Task details
What is the number of lines that include the word "many"? Provide only that figure.

Data to use
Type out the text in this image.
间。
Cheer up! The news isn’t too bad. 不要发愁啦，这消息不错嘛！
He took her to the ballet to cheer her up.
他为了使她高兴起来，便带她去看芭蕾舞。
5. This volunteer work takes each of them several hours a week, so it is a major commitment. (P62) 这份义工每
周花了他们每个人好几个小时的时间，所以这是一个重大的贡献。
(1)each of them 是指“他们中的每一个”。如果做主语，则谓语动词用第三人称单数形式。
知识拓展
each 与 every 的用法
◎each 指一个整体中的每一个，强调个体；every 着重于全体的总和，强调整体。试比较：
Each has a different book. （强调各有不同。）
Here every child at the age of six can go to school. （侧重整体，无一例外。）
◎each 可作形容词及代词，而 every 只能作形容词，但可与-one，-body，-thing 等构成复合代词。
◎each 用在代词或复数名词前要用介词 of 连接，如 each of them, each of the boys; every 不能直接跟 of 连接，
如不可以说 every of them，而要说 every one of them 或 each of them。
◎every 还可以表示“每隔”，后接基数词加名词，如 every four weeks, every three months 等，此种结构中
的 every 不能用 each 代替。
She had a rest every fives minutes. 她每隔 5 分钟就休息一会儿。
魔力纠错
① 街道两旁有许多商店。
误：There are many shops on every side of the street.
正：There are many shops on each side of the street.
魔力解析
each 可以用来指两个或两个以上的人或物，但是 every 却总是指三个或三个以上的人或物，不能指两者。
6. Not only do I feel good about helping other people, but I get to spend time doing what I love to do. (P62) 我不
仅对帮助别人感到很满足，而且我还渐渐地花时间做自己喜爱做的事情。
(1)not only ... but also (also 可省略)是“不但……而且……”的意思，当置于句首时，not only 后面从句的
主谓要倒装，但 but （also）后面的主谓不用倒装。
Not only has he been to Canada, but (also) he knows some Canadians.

Full response
2